Given problem: Quote every line as given.

Entries from a dataset:
>> Start

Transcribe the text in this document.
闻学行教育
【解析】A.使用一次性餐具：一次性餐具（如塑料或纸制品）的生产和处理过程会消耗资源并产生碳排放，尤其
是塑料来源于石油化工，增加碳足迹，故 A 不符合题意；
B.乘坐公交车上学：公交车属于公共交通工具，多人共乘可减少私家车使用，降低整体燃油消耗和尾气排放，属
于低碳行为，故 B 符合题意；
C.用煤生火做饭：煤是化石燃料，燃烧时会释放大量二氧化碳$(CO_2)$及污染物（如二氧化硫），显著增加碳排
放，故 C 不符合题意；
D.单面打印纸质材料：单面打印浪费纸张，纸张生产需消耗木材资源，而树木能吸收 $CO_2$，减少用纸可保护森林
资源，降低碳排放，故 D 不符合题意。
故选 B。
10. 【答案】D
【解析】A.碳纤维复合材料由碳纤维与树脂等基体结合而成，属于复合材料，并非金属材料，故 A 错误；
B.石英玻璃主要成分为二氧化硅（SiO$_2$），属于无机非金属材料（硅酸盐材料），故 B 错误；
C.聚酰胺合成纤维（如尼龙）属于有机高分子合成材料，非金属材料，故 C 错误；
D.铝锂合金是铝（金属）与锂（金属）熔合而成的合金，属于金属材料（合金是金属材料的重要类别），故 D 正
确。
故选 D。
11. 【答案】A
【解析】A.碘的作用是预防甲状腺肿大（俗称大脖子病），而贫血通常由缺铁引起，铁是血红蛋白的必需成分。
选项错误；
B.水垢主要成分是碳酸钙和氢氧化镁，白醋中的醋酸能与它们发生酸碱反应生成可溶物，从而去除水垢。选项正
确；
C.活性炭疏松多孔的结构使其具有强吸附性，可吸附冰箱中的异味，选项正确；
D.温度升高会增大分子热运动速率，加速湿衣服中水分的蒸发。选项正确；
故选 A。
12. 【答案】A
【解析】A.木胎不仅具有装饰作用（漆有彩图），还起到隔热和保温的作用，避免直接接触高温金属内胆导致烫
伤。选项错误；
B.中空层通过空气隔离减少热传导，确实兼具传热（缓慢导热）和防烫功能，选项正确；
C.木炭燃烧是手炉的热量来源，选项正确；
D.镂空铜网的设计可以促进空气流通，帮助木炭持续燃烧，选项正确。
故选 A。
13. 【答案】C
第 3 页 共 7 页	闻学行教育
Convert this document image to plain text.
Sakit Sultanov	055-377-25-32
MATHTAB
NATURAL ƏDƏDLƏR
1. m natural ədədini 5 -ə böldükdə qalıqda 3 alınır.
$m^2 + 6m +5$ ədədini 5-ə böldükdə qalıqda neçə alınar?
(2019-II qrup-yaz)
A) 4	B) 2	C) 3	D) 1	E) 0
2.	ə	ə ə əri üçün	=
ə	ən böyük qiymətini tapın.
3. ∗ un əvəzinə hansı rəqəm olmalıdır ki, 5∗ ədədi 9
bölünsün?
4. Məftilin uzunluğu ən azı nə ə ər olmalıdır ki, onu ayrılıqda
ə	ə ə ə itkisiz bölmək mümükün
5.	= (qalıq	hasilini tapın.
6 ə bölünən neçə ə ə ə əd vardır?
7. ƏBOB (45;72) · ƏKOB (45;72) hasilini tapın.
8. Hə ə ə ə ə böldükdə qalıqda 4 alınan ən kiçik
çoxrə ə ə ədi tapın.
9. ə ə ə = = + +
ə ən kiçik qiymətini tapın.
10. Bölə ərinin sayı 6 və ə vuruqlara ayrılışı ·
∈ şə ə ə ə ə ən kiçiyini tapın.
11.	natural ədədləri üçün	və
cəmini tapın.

>> End

Result of the task:
Transcribe the text in this document.
闻学行教育
【解析】A.使用一次性餐具：一次性餐具（如塑料或纸制品）的生产和处理过程会消耗资源并产生碳排放，尤其
是塑料来源于石油化工，增加碳足迹，故 A 不符合题意；
B.乘坐公交车上学：公交车属于公共交通工具，多人共乘可减少私家车使用，降低整体燃油消耗和尾气排放，属
于低碳行为，故 B 符合题意；
C.用煤生火做饭：煤是化石燃料，燃烧时会释放大量二氧化碳$(CO_2)$及污染物（如二氧化硫），显著增加碳排
放，故 C 不符合题意；
D.单面打印纸质材料：单面打印浪费纸张，纸张生产需消耗木材资源，而树木能吸收 $CO_2$，减少用纸可保护森林
资源，降低碳排放，故 D 不符合题意。
故选 B。
10. 【答案】D
【解析】A.碳纤维复合材料由碳纤维与树脂等基体结合而成，属于复合材料，并非金属材料，故 A 错误；
B.石英玻璃主要成分为二氧化硅（SiO$_2$），属于无机非金属材料（硅酸盐材料），故 B 错误；
C.聚酰胺合成纤维（如尼龙）属于有机高分子合成材料，非金属材料，故 C 错误；
D.铝锂合金是铝（金属）与锂（金属）熔合而成的合金，属于金属材料（合金是金属材料的重要类别），故 D 正
确。
故选 D。
11. 【答案】A
【解析】A.碘的作用是预防甲状腺肿大（俗称大脖子病），而贫血通常由缺铁引起，铁是血红蛋白的必需成分。
选项错误；
B.水垢主要成分是碳酸钙和氢氧化镁，白醋中的醋酸能与它们发生酸碱反应生成可溶物，从而去除水垢。选项正
确；
C.活性炭疏松多孔的结构使其具有强吸附性，可吸附冰箱中的异味，选项正确；
D.温度升高会增大分子热运动速率，加速湿衣服中水分的蒸发。选项正确；
故选 A。
12. 【答案】A
【解析】A.木胎不仅具有装饰作用（漆有彩图），还起到隔热和保温的作用，避免直接接触高温金属内胆导致烫
伤。选项错误；
B.中空层通过空气隔离减少热传导，确实兼具传热（缓慢导热）和防烫功能，选项正确；
C.木炭燃烧是手炉的热量来源，选项正确；
D.镂空铜网的设计可以促进空气流通，帮助木炭持续燃烧，选项正确。
故选 A。
13. 【答案】C
第 3 页 共 7 页	闻学行教育
Convert this document image to plain text.
Sakit Sultanov	055-377-25-32
MATHTAB
NATURAL ƏDƏDLƏR
1. m natural ədədini 5 -ə böldükdə qalıqda 3 alınır.
$m^2 + 6m +5$ ədədini 5-ə böldükdə qalıqda neçə alınar?
(2019-II qrup-yaz)
A) 4	B) 2	C) 3	D) 1	E) 0
2.	ə	ə ə əri üçün	=
ə	ən böyük qiymətini tapın.
3. ∗ un əvəzinə hansı rəqəm olmalıdır ki, 5∗ ədədi 9
bölünsün?
4. Məftilin uzunluğu ən azı nə ə ər olmalıdır ki, onu ayrılıqda
ə	ə ə ə itkisiz bölmək mümükün
5.	= (qalıq	hasilini tapın.
6 ə bölünən neçə ə ə ə əd vardır?
7. ƏBOB (45;72) · ƏKOB (45;72) hasilini tapın.
8. Hə ə ə ə ə böldükdə qalıqda 4 alınan ən kiçik
çoxrə ə ə ədi tapın.
9. ə ə ə = = + +
ə ən kiçik qiymətini tapın.
10. Bölə ərinin sayı 6 və ə vuruqlara ayrılışı ·
∈ şə ə ə ə ə ən kiçiyini tapın.
11.	natural ədədləri üçün	və
cəmini tapın.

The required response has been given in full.